*** MATERIAL TO PROCESS ***
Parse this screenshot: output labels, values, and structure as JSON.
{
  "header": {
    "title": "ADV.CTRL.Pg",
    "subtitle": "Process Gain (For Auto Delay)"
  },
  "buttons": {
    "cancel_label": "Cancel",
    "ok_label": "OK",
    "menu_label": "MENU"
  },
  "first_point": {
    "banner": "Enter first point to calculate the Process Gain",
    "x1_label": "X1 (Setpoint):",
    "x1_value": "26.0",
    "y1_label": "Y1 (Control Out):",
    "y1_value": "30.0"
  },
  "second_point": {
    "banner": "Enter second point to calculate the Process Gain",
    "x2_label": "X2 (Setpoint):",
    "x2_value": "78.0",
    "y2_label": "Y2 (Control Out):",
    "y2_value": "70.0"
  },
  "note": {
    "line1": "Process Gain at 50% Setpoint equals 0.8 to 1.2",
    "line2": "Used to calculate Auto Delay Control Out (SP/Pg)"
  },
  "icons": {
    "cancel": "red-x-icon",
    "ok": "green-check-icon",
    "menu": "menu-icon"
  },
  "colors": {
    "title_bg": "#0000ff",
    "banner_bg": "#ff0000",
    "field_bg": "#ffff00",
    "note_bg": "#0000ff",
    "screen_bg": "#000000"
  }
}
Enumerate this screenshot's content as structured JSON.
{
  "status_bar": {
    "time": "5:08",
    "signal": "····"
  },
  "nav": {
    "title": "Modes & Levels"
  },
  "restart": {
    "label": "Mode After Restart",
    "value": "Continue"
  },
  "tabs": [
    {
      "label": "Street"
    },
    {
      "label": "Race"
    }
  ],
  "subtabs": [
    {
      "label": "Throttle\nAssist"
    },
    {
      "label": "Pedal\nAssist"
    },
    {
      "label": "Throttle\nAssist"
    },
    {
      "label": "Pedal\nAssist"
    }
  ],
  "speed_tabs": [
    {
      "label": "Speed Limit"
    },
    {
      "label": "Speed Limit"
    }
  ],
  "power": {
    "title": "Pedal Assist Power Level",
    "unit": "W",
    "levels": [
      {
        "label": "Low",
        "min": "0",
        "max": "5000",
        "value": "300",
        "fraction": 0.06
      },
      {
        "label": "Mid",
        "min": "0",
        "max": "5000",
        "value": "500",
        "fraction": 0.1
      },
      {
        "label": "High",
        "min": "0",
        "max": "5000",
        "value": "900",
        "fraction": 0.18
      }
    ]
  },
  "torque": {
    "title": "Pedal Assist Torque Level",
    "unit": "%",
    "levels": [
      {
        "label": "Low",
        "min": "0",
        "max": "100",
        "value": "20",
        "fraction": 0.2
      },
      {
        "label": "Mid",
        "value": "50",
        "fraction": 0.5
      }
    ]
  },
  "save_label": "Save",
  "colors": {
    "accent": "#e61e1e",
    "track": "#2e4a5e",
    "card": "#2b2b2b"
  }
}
***
● TASK STATEMENT
In the records above, collect each line with "Pedal".

● FULL RESPONSE
      "label": "Pedal\nAssist"
      "label": "Pedal\nAssist"
    "title": "Pedal Assist Power Level",
    "title": "Pedal Assist Torque Level",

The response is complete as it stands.